The task: From the records below, pull each line that has "浙江港龙新材料股份有限公司".

Data entries:

[start]

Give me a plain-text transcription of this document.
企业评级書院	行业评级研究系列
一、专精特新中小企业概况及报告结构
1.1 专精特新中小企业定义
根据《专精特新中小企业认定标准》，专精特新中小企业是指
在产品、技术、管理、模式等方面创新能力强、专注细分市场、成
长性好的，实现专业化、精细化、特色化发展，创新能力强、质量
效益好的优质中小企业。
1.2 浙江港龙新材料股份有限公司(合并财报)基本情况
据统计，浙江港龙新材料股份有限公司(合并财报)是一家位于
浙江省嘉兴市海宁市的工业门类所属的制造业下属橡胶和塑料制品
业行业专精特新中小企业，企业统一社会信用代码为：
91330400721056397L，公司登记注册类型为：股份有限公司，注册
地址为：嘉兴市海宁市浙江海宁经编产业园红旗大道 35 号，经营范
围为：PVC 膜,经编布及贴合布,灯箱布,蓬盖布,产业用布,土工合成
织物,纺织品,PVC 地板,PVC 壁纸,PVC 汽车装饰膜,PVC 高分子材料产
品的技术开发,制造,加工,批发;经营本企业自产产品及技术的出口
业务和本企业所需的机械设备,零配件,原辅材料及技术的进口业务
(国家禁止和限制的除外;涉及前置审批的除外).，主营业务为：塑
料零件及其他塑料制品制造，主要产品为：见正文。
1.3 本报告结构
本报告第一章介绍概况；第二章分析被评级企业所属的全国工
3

[end]

Solution for this problem:
1.2 浙江港龙新材料股份有限公司(合并财报)基本情况
据统计，浙江港龙新材料股份有限公司(合并财报)是一家位于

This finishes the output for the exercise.